* _Written problem_: Retype the records below exactly as they appear, but leave out any pictures.

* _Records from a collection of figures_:
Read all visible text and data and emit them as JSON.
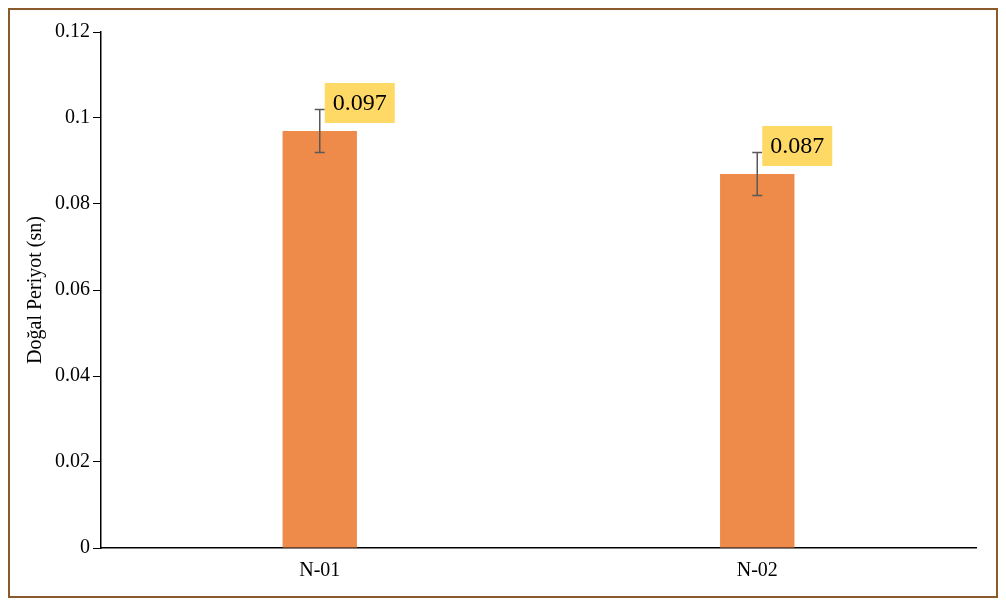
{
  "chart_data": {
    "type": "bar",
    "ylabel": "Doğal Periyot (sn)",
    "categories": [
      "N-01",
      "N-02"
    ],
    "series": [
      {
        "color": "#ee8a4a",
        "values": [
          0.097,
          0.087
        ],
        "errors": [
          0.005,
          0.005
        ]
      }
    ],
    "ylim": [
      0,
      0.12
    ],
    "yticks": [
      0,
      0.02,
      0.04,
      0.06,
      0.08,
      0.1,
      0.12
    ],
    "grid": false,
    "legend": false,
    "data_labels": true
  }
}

* _Solution to this task_:
Read all visible text and data and emit them as JSON.
{
  "chart_data": {
    "type": "bar",
    "ylabel": "Doğal Periyot (sn)",
    "categories": [
      "N-01",
      "N-02"
    ],
    "series": [
      {
        "color": "#ee8a4a",
        "values": [
          0.097,
          0.087
        ],
        "errors": [
          0.005,
          0.005
        ]
      }
    ],
    "ylim": [
      0,
      0.12
    ],
    "yticks": [
      0,
      0.02,
      0.04,
      0.06,
      0.08,
      0.1,
      0.12
    ],
    "grid": false,
    "legend": false,
    "data_labels": true
  }
}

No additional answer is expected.